- DATA EXCERPTS
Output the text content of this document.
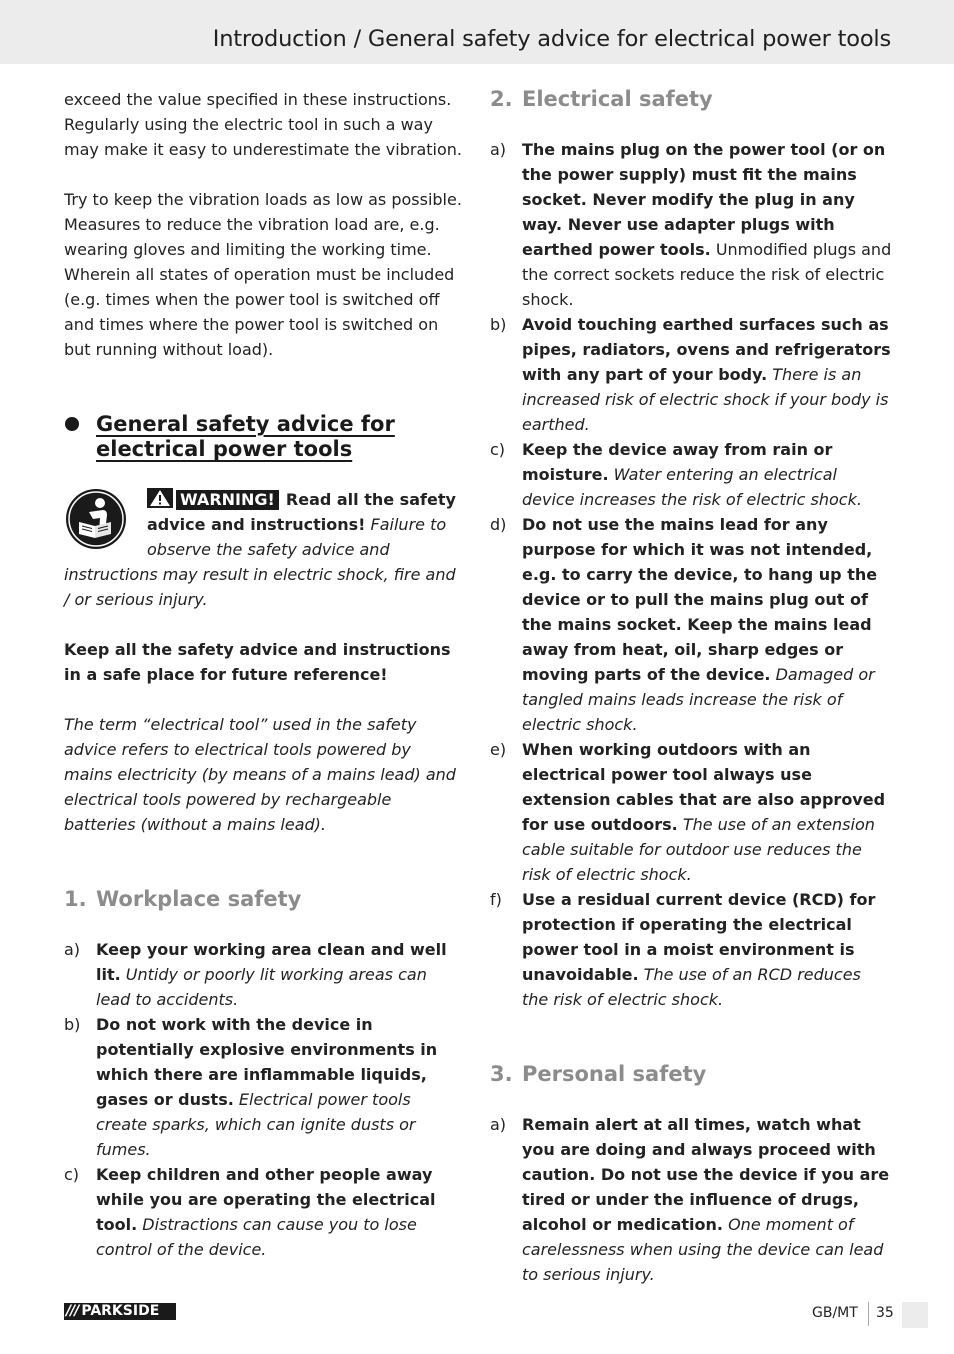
Introduction / General safety advice for electrical power tools

exceed the value specified in these instructions. Regularly using the electric tool in such a way may make it easy to underestimate the vibration.

Try to keep the vibration loads as low as possible. Measures to reduce the vibration load are, e.g. wearing gloves and limiting the working time. Wherein all states of operation must be included (e.g. times when the power tool is switched off and times where the power tool is switched on but running without load).

General safety advice for electrical power tools

WARNING! Read all the safety advice and instructions! Failure to observe the safety advice and instructions may result in electric shock, fire and / or serious injury.

Keep all the safety advice and instructions in a safe place for future reference!

The term “electrical tool” used in the safety advice refers to electrical tools powered by mains electricity (by means of a mains lead) and electrical tools powered by rechargeable batteries (without a mains lead).

1. Workplace safety
a) Keep your working area clean and well lit. Untidy or poorly lit working areas can lead to accidents.
b) Do not work with the device in potentially explosive environments in which there are inflammable liquids, gases or dusts. Electrical power tools create sparks, which can ignite dusts or fumes.
c) Keep children and other people away while you are operating the electrical tool. Distractions can cause you to lose control of the device.
2. Electrical safety
a) The mains plug on the power tool (or on the power supply) must fit the mains socket. Never modify the plug in any way. Never use adapter plugs with earthed power tools. Unmodified plugs and the correct sockets reduce the risk of electric shock.
b) Avoid touching earthed surfaces such as pipes, radiators, ovens and refrigerators with any part of your body. There is an increased risk of electric shock if your body is earthed.
c) Keep the device away from rain or moisture. Water entering an electrical device increases the risk of electric shock.
d) Do not use the mains lead for any purpose for which it was not intended, e.g. to carry the device, to hang up the device or to pull the mains plug out of the mains socket. Keep the mains lead away from heat, oil, sharp edges or moving parts of the device. Damaged or tangled mains leads increase the risk of electric shock.
e) When working outdoors with an electrical power tool always use extension cables that are also approved for use outdoors. The use of an extension cable suitable for outdoor use reduces the risk of electric shock.
f) Use a residual current device (RCD) for protection if operating the electrical power tool in a moist environment is unavoidable. The use of an RCD reduces the risk of electric shock.
3. Personal safety
a) Remain alert at all times, watch what you are doing and always proceed with caution. Do not use the device if you are tired or under the influence of drugs, alcohol or medication. One moment of carelessness when using the device can lead to serious injury.
/// PARKSIDE	GB/MT 35
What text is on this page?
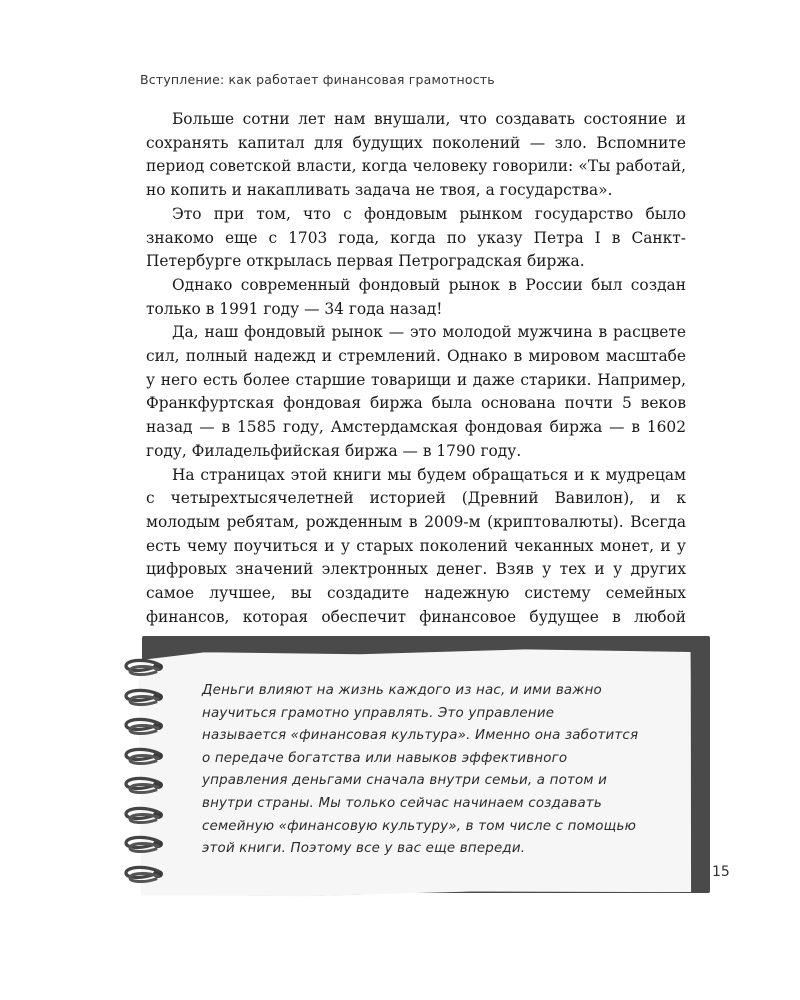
Вступление: как работает финансовая грамотность

Больше сотни лет нам внушали, что создавать состояние и сохранять капитал для будущих поколений — зло. Вспомните период советской власти, когда человеку говорили: «Ты работай, но копить и накапливать задача не твоя, а государства».

Это при том, что с фондовым рынком государство было знакомо еще с 1703 года, когда по указу Петра I в Санкт-Петербурге открылась первая Петроградская биржа.

Однако современный фондовый рынок в России был создан только в 1991 году — 34 года назад!

Да, наш фондовый рынок — это молодой мужчина в расцвете сил, полный надежд и стремлений. Однако в мировом масштабе у него есть более старшие товарищи и даже старики. Например, Франкфуртская фондовая биржа была основана почти 5 веков назад — в 1585 году, Амстердамская фондовая биржа — в 1602 году, Филадельфийская биржа — в 1790 году.

На страницах этой книги мы будем обращаться и к мудрецам с четырехтысячелетней историей (Древний Вавилон), и к молодым ребятам, рожденным в 2009-м (криптовалюты). Всегда есть чему поучиться и у старых поколений чеканных монет, и у цифровых значений электронных денег. Взяв у тех и у других самое лучшее, вы создадите надежную систему семейных финансов, которая обеспечит финансовое будущее в любой

Деньги влияют на жизнь каждого из нас, и ими важно научиться грамотно управлять. Это управление называется «финансовая культура». Именно она заботится о передаче богатства или навыков эффективного управления деньгами сначала внутри семьи, а потом и внутри страны. Мы только сейчас начинаем создавать семейную «финансовую культуру», в том числе с помощью этой книги. Поэтому все у вас еще впереди.
15
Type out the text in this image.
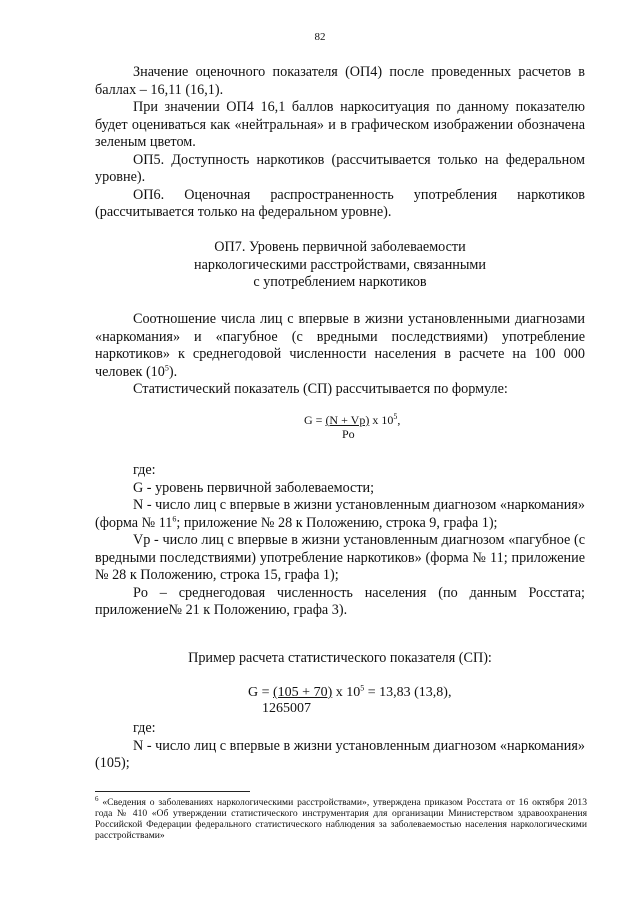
82

Значение оценочного показателя (ОП4) после проведенных расчетов в баллах – 16,11 (16,1).

При значении ОП4 16,1 баллов наркоситуация по данному показателю будет оцениваться как «нейтральная» и в графическом изображении обозначена зеленым цветом.

ОП5. Доступность наркотиков (рассчитывается только на федеральном уровне).

ОП6. Оценочная распространенность употребления наркотиков (рассчитывается только на федеральном уровне).

ОП7. Уровень первичной заболеваемости
наркологическими расстройствами, связанными
с употреблением наркотиков

Соотношение числа лиц с впервые в жизни установленными диагнозами «наркомания» и «пагубное (с вредными последствиями) употребление наркотиков» к среднегодовой численности населения в расчете на 100 000 человек $(10^5)$.

Статистический показатель (СП) рассчитывается по формуле:

G = (N + Vp) x $10^5$,
Po

где:

G - уровень первичной заболеваемости;

N - число лиц с впервые в жизни установленным диагнозом «наркомания» (форма № $11^6$; приложение № 28 к Положению, строка 9, графа 1);

Vp - число лиц с впервые в жизни установленным диагнозом «пагубное (с вредными последствиями) употребление наркотиков» (форма № 11; приложение № 28 к Положению, строка 15, графа 1);

Po – среднегодовая численность населения (по данным Росстата; приложение№ 21 к Положению, графа 3).

Пример расчета статистического показателя (СП):
G = (105 + 70) x $10^5 = 13,83$ (13,8),
1265007

где:

N - число лиц с впервые в жизни установленным диагнозом «наркомания» (105);

$^6$ «Сведения о заболеваниях наркологическими расстройствами», утверждена приказом Росстата от 16 октября 2013 года № 410 «Об утверждении статистического инструментария для организации Министерством здравоохранения Российской Федерации федерального статистического наблюдения за заболеваемостью населения наркологическими расстройствами»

- GIVEN REQUEST
Retype the data above exactly; pictures are not part of the copy.

- TASK RESULT
Output the text content of this document.
Introduction / General safety advice for electrical power tools

exceed the value specified in these instructions. Regularly using the electric tool in such a way may make it easy to underestimate the vibration.

Try to keep the vibration loads as low as possible. Measures to reduce the vibration load are, e.g. wearing gloves and limiting the working time. Wherein all states of operation must be included (e.g. times when the power tool is switched off and times where the power tool is switched on but running without load).

General safety advice for electrical power tools

WARNING! Read all the safety advice and instructions! Failure to observe the safety advice and instructions may result in electric shock, fire and / or serious injury.

Keep all the safety advice and instructions in a safe place for future reference!

The term “electrical tool” used in the safety advice refers to electrical tools powered by mains electricity (by means of a mains lead) and electrical tools powered by rechargeable batteries (without a mains lead).

1. Workplace safety
a) Keep your working area clean and well lit. Untidy or poorly lit working areas can lead to accidents.
b) Do not work with the device in potentially explosive environments in which there are inflammable liquids, gases or dusts. Electrical power tools create sparks, which can ignite dusts or fumes.
c) Keep children and other people away while you are operating the electrical tool. Distractions can cause you to lose control of the device.
2. Electrical safety
a) The mains plug on the power tool (or on the power supply) must fit the mains socket. Never modify the plug in any way. Never use adapter plugs with earthed power tools. Unmodified plugs and the correct sockets reduce the risk of electric shock.
b) Avoid touching earthed surfaces such as pipes, radiators, ovens and refrigerators with any part of your body. There is an increased risk of electric shock if your body is earthed.
c) Keep the device away from rain or moisture. Water entering an electrical device increases the risk of electric shock.
d) Do not use the mains lead for any purpose for which it was not intended, e.g. to carry the device, to hang up the device or to pull the mains plug out of the mains socket. Keep the mains lead away from heat, oil, sharp edges or moving parts of the device. Damaged or tangled mains leads increase the risk of electric shock.
e) When working outdoors with an electrical power tool always use extension cables that are also approved for use outdoors. The use of an extension cable suitable for outdoor use reduces the risk of electric shock.
f) Use a residual current device (RCD) for protection if operating the electrical power tool in a moist environment is unavoidable. The use of an RCD reduces the risk of electric shock.
3. Personal safety
a) Remain alert at all times, watch what you are doing and always proceed with caution. Do not use the device if you are tired or under the influence of drugs, alcohol or medication. One moment of carelessness when using the device can lead to serious injury.
/// PARKSIDE	GB/MT 35
What text is on this page?
Вступление: как работает финансовая грамотность

Больше сотни лет нам внушали, что создавать состояние и сохранять капитал для будущих поколений — зло. Вспомните период советской власти, когда человеку говорили: «Ты работай, но копить и накапливать задача не твоя, а государства».

Это при том, что с фондовым рынком государство было знакомо еще с 1703 года, когда по указу Петра I в Санкт-Петербурге открылась первая Петроградская биржа.

Однако современный фондовый рынок в России был создан только в 1991 году — 34 года назад!

Да, наш фондовый рынок — это молодой мужчина в расцвете сил, полный надежд и стремлений. Однако в мировом масштабе у него есть более старшие товарищи и даже старики. Например, Франкфуртская фондовая биржа была основана почти 5 веков назад — в 1585 году, Амстердамская фондовая биржа — в 1602 году, Филадельфийская биржа — в 1790 году.

На страницах этой книги мы будем обращаться и к мудрецам с четырехтысячелетней историей (Древний Вавилон), и к молодым ребятам, рожденным в 2009-м (криптовалюты). Всегда есть чему поучиться и у старых поколений чеканных монет, и у цифровых значений электронных денег. Взяв у тех и у других самое лучшее, вы создадите надежную систему семейных финансов, которая обеспечит финансовое будущее в любой

Деньги влияют на жизнь каждого из нас, и ими важно научиться грамотно управлять. Это управление называется «финансовая культура». Именно она заботится о передаче богатства или навыков эффективного управления деньгами сначала внутри семьи, а потом и внутри страны. Мы только сейчас начинаем создавать семейную «финансовую культуру», в том числе с помощью этой книги. Поэтому все у вас еще впереди.
15
Type out the text in this image.
82

Значение оценочного показателя (ОП4) после проведенных расчетов в баллах – 16,11 (16,1).

При значении ОП4 16,1 баллов наркоситуация по данному показателю будет оцениваться как «нейтральная» и в графическом изображении обозначена зеленым цветом.

ОП5. Доступность наркотиков (рассчитывается только на федеральном уровне).

ОП6. Оценочная распространенность употребления наркотиков (рассчитывается только на федеральном уровне).

ОП7. Уровень первичной заболеваемости
наркологическими расстройствами, связанными
с употреблением наркотиков

Соотношение числа лиц с впервые в жизни установленными диагнозами «наркомания» и «пагубное (с вредными последствиями) употребление наркотиков» к среднегодовой численности населения в расчете на 100 000 человек $(10^5)$.

Статистический показатель (СП) рассчитывается по формуле:

G = (N + Vp) x $10^5$,
Po

где:

G - уровень первичной заболеваемости;

N - число лиц с впервые в жизни установленным диагнозом «наркомания» (форма № $11^6$; приложение № 28 к Положению, строка 9, графа 1);

Vp - число лиц с впервые в жизни установленным диагнозом «пагубное (с вредными последствиями) употребление наркотиков» (форма № 11; приложение № 28 к Положению, строка 15, графа 1);

Po – среднегодовая численность населения (по данным Росстата; приложение№ 21 к Положению, графа 3).

Пример расчета статистического показателя (СП):
G = (105 + 70) x $10^5 = 13,83$ (13,8),
1265007

где:

N - число лиц с впервые в жизни установленным диагнозом «наркомания» (105);

$^6$ «Сведения о заболеваниях наркологическими расстройствами», утверждена приказом Росстата от 16 октября 2013 года № 410 «Об утверждении статистического инструментария для организации Министерством здравоохранения Российской Федерации федерального статистического наблюдения за заболеваемостью населения наркологическими расстройствами»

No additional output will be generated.